◆ **WHAT THE TASK REQUIRES**
The data below needs to be returned exactly, line for line.

+ + +

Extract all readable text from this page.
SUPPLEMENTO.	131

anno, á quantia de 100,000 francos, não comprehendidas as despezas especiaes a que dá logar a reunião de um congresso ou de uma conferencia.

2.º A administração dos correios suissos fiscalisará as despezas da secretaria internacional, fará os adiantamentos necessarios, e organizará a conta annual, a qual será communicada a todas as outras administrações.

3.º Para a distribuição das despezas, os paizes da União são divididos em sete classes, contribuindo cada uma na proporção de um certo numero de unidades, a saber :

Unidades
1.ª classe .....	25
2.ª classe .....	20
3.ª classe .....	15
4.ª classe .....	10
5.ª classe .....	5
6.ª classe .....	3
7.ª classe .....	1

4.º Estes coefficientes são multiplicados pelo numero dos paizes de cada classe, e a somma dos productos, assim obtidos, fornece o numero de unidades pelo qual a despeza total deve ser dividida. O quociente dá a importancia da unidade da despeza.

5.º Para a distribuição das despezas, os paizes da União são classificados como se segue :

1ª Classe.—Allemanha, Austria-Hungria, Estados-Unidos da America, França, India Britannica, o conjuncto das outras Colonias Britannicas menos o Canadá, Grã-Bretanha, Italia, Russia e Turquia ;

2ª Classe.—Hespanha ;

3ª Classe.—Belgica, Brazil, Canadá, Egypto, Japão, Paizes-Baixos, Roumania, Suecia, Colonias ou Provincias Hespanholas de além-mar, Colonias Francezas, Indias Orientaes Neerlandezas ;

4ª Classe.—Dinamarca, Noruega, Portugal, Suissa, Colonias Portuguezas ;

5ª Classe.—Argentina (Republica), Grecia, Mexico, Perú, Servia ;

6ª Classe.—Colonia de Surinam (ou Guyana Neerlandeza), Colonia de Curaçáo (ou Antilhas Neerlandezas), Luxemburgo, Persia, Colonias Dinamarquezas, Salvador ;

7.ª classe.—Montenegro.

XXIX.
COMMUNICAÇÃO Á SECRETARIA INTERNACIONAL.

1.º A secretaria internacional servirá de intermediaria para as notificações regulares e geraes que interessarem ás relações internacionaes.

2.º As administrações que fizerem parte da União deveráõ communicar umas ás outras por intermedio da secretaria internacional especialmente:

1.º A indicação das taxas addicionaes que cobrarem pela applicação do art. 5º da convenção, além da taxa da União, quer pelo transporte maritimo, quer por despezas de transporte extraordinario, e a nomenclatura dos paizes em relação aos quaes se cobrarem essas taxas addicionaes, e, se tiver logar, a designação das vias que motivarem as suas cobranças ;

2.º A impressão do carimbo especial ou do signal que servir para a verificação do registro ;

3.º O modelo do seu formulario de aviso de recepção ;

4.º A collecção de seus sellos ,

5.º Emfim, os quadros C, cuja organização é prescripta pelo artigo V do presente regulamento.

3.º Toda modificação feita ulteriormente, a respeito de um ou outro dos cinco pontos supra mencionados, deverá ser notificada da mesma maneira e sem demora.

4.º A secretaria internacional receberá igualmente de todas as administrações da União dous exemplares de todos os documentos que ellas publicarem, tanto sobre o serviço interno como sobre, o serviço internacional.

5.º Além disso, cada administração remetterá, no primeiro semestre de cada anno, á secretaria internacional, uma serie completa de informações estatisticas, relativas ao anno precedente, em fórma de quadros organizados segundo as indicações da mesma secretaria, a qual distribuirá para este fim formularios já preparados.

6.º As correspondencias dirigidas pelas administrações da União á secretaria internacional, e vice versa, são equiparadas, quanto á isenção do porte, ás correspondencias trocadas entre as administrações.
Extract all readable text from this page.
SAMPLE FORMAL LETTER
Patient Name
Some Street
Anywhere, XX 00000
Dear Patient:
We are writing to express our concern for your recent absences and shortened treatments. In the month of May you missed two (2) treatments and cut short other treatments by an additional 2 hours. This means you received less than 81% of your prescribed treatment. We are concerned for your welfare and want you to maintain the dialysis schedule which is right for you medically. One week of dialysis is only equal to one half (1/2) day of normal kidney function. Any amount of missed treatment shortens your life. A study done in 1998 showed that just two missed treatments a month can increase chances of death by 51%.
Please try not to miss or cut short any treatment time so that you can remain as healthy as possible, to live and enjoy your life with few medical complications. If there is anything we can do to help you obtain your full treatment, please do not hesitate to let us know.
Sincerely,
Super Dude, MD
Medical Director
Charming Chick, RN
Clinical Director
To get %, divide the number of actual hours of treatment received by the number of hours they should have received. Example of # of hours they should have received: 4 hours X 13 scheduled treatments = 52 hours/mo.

+ + +

◆ **EXERCISE OUTPUT**
Extract all readable text from this page.
SUPPLEMENTO.	131

anno, á quantia de 100,000 francos, não comprehendidas as despezas especiaes a que dá logar a reunião de um congresso ou de uma conferencia.

2.º A administração dos correios suissos fiscalisará as despezas da secretaria internacional, fará os adiantamentos necessarios, e organizará a conta annual, a qual será communicada a todas as outras administrações.

3.º Para a distribuição das despezas, os paizes da União são divididos em sete classes, contribuindo cada uma na proporção de um certo numero de unidades, a saber :

Unidades
1.ª classe .....	25
2.ª classe .....	20
3.ª classe .....	15
4.ª classe .....	10
5.ª classe .....	5
6.ª classe .....	3
7.ª classe .....	1

4.º Estes coefficientes são multiplicados pelo numero dos paizes de cada classe, e a somma dos productos, assim obtidos, fornece o numero de unidades pelo qual a despeza total deve ser dividida. O quociente dá a importancia da unidade da despeza.

5.º Para a distribuição das despezas, os paizes da União são classificados como se segue :

1ª Classe.—Allemanha, Austria-Hungria, Estados-Unidos da America, França, India Britannica, o conjuncto das outras Colonias Britannicas menos o Canadá, Grã-Bretanha, Italia, Russia e Turquia ;

2ª Classe.—Hespanha ;

3ª Classe.—Belgica, Brazil, Canadá, Egypto, Japão, Paizes-Baixos, Roumania, Suecia, Colonias ou Provincias Hespanholas de além-mar, Colonias Francezas, Indias Orientaes Neerlandezas ;

4ª Classe.—Dinamarca, Noruega, Portugal, Suissa, Colonias Portuguezas ;

5ª Classe.—Argentina (Republica), Grecia, Mexico, Perú, Servia ;

6ª Classe.—Colonia de Surinam (ou Guyana Neerlandeza), Colonia de Curaçáo (ou Antilhas Neerlandezas), Luxemburgo, Persia, Colonias Dinamarquezas, Salvador ;

7.ª classe.—Montenegro.

XXIX.
COMMUNICAÇÃO Á SECRETARIA INTERNACIONAL.

1.º A secretaria internacional servirá de intermediaria para as notificações regulares e geraes que interessarem ás relações internacionaes.

2.º As administrações que fizerem parte da União deveráõ communicar umas ás outras por intermedio da secretaria internacional especialmente:

1.º A indicação das taxas addicionaes que cobrarem pela applicação do art. 5º da convenção, além da taxa da União, quer pelo transporte maritimo, quer por despezas de transporte extraordinario, e a nomenclatura dos paizes em relação aos quaes se cobrarem essas taxas addicionaes, e, se tiver logar, a designação das vias que motivarem as suas cobranças ;

2.º A impressão do carimbo especial ou do signal que servir para a verificação do registro ;

3.º O modelo do seu formulario de aviso de recepção ;

4.º A collecção de seus sellos ,

5.º Emfim, os quadros C, cuja organização é prescripta pelo artigo V do presente regulamento.

3.º Toda modificação feita ulteriormente, a respeito de um ou outro dos cinco pontos supra mencionados, deverá ser notificada da mesma maneira e sem demora.

4.º A secretaria internacional receberá igualmente de todas as administrações da União dous exemplares de todos os documentos que ellas publicarem, tanto sobre o serviço interno como sobre, o serviço internacional.

5.º Além disso, cada administração remetterá, no primeiro semestre de cada anno, á secretaria internacional, uma serie completa de informações estatisticas, relativas ao anno precedente, em fórma de quadros organizados segundo as indicações da mesma secretaria, a qual distribuirá para este fim formularios já preparados.

6.º As correspondencias dirigidas pelas administrações da União á secretaria internacional, e vice versa, são equiparadas, quanto á isenção do porte, ás correspondencias trocadas entre as administrações.
Extract all readable text from this page.
SAMPLE FORMAL LETTER
Patient Name
Some Street
Anywhere, XX 00000
Dear Patient:
We are writing to express our concern for your recent absences and shortened treatments. In the month of May you missed two (2) treatments and cut short other treatments by an additional 2 hours. This means you received less than 81% of your prescribed treatment. We are concerned for your welfare and want you to maintain the dialysis schedule which is right for you medically. One week of dialysis is only equal to one half (1/2) day of normal kidney function. Any amount of missed treatment shortens your life. A study done in 1998 showed that just two missed treatments a month can increase chances of death by 51%.
Please try not to miss or cut short any treatment time so that you can remain as healthy as possible, to live and enjoy your life with few medical complications. If there is anything we can do to help you obtain your full treatment, please do not hesitate to let us know.
Sincerely,
Super Dude, MD
Medical Director
Charming Chick, RN
Clinical Director
To get %, divide the number of actual hours of treatment received by the number of hours they should have received. Example of # of hours they should have received: 4 hours X 13 scheduled treatments = 52 hours/mo.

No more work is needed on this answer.